*Input rows*:

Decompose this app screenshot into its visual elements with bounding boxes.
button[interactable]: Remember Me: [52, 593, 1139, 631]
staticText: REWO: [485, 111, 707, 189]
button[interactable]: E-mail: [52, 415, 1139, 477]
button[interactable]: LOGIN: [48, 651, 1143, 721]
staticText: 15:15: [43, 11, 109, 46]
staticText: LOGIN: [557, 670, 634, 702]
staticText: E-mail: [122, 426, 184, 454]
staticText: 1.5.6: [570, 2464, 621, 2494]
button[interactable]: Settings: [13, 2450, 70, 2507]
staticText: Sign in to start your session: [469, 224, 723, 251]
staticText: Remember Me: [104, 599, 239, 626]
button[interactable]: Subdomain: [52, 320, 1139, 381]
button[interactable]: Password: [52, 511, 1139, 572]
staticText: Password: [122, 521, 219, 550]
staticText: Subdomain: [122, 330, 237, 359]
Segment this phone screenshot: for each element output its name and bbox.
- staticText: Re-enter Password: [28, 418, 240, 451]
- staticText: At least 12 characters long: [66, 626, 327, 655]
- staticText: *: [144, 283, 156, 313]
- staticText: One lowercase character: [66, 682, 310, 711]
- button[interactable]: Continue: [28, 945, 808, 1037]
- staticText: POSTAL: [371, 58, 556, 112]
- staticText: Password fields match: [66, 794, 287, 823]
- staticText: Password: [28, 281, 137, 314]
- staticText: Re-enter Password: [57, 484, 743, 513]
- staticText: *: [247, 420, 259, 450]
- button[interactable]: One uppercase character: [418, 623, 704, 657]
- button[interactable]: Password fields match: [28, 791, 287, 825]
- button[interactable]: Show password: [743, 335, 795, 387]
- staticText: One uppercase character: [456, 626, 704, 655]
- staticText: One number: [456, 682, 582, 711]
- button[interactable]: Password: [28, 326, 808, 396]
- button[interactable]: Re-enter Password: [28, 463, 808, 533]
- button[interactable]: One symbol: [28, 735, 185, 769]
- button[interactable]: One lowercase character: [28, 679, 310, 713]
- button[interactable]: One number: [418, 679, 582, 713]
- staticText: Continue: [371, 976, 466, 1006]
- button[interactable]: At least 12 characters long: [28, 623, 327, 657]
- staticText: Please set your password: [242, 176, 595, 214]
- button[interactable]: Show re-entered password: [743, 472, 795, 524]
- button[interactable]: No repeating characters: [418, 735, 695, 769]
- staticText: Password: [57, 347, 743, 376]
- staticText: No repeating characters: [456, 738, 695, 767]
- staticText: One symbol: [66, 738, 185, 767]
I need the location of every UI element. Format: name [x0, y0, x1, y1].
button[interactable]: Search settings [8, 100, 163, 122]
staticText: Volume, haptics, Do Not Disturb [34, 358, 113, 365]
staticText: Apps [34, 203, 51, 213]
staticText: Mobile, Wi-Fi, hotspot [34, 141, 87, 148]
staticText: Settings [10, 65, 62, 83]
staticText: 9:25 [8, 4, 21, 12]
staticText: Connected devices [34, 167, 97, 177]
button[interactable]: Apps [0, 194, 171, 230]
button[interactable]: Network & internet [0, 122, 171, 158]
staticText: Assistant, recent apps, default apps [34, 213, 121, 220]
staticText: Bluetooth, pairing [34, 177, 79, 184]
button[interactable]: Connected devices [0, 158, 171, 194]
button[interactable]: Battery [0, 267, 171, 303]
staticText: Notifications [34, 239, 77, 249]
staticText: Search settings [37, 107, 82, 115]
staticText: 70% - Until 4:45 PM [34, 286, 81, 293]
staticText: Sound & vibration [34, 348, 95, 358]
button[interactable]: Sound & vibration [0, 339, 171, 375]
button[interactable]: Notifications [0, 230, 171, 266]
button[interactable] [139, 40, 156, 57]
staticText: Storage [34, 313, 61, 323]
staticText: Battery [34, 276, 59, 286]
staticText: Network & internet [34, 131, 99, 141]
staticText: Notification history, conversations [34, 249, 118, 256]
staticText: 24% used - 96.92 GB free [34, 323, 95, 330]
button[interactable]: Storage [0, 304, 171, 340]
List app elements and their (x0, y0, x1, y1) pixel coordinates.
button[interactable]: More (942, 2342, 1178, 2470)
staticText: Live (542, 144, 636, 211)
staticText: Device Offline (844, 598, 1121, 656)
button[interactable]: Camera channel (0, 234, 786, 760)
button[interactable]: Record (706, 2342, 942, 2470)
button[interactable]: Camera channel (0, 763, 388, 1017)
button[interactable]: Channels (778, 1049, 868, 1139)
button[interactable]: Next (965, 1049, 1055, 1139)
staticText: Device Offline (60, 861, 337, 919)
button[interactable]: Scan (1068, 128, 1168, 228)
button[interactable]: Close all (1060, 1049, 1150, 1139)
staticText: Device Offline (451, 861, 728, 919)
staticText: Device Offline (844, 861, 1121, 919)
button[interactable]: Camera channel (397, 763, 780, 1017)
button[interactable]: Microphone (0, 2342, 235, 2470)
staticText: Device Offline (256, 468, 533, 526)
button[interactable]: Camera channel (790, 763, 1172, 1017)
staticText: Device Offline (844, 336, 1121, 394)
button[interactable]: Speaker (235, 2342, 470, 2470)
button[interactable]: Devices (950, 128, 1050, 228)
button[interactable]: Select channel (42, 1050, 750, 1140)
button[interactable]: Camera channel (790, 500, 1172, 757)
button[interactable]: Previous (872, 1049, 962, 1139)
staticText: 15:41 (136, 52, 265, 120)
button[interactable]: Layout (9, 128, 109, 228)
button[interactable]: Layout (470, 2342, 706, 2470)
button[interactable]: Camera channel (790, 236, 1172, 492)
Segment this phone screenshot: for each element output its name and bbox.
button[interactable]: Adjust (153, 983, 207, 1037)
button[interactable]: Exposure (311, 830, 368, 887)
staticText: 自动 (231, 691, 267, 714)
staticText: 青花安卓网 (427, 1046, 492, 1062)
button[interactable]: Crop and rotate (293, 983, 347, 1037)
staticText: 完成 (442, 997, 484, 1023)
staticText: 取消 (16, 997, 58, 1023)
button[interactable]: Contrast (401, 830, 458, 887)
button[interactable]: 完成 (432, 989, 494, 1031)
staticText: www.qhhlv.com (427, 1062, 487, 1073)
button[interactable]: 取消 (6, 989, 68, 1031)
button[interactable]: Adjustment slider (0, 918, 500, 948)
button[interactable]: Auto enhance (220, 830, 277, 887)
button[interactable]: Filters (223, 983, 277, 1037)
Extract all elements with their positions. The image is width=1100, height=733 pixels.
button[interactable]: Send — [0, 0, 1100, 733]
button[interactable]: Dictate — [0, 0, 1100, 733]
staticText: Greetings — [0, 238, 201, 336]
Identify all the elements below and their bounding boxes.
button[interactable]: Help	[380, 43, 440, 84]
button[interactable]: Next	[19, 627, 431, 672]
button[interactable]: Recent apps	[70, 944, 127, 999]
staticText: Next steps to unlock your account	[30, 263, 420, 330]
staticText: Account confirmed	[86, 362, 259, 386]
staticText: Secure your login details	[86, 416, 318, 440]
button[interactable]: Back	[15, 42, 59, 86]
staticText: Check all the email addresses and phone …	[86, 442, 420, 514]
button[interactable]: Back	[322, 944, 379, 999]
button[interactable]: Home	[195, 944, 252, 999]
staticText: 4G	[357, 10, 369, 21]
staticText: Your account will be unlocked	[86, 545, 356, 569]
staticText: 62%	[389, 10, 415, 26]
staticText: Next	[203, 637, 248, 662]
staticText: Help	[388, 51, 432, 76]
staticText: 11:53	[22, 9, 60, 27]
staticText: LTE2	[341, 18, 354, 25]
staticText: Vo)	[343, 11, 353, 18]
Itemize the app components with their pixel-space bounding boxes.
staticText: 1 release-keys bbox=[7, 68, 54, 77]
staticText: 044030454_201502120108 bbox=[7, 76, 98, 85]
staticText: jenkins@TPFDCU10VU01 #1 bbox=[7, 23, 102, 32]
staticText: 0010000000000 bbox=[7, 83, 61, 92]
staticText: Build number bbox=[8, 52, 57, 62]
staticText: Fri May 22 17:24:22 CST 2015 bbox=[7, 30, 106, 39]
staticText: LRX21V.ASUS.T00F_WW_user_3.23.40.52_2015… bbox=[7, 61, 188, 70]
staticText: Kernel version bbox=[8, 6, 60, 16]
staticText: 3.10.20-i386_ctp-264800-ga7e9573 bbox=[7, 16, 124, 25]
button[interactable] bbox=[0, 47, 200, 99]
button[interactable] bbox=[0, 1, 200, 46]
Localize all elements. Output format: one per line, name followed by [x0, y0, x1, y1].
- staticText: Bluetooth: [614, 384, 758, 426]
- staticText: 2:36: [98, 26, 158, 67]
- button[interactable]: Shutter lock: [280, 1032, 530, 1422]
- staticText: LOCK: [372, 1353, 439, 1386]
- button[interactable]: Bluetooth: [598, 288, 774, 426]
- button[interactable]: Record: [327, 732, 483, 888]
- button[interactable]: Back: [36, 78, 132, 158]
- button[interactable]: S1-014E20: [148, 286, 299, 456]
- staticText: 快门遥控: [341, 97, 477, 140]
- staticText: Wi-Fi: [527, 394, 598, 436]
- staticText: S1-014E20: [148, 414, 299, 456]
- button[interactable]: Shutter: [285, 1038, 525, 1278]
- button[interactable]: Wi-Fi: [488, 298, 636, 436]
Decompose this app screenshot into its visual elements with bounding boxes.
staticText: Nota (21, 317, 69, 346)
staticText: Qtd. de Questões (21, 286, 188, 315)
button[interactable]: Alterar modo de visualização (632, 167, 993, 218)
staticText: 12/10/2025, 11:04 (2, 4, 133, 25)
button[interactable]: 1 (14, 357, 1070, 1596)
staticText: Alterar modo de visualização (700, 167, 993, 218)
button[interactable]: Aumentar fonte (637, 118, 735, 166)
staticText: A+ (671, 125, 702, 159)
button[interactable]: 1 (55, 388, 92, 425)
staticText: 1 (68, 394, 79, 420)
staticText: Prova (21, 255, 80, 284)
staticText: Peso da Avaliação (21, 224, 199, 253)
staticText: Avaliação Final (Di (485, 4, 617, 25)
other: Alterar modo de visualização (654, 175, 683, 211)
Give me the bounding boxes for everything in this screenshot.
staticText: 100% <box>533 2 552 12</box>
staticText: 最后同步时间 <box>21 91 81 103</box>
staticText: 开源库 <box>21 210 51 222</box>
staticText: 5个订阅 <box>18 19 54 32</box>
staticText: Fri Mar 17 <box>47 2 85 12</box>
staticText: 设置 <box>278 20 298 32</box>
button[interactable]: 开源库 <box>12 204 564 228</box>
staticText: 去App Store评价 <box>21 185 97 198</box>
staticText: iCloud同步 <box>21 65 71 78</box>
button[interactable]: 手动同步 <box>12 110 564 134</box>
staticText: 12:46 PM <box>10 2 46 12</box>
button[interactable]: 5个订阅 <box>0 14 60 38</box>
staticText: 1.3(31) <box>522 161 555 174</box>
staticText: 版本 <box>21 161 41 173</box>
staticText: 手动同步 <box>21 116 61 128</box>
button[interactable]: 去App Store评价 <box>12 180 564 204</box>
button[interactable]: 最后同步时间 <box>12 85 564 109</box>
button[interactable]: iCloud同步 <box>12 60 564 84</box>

*Given problem*: In the records from the start through the line with "- staticText: POSTAL: [371, 58, 556, 112]", switch "Subdomain" to "Workspace" and give those lines again with everything else unchanged.

*Full output*:
Decompose this app screenshot into its visual elements with bounding boxes.
button[interactable]: Remember Me: [52, 593, 1139, 631]
staticText: REWO: [485, 111, 707, 189]
button[interactable]: E-mail: [52, 415, 1139, 477]
button[interactable]: LOGIN: [48, 651, 1143, 721]
staticText: 15:15: [43, 11, 109, 46]
staticText: LOGIN: [557, 670, 634, 702]
staticText: E-mail: [122, 426, 184, 454]
staticText: 1.5.6: [570, 2464, 621, 2494]
button[interactable]: Settings: [13, 2450, 70, 2507]
staticText: Sign in to start your session: [469, 224, 723, 251]
staticText: Remember Me: [104, 599, 239, 626]
button[interactable]: Workspace: [52, 320, 1139, 381]
button[interactable]: Password: [52, 511, 1139, 572]
staticText: Password: [122, 521, 219, 550]
staticText: Workspace: [122, 330, 237, 359]
Segment this phone screenshot: for each element output its name and bbox.
- staticText: Re-enter Password: [28, 418, 240, 451]
- staticText: At least 12 characters long: [66, 626, 327, 655]
- staticText: *: [144, 283, 156, 313]
- staticText: One lowercase character: [66, 682, 310, 711]
- button[interactable]: Continue: [28, 945, 808, 1037]
- staticText: POSTAL: [371, 58, 556, 112]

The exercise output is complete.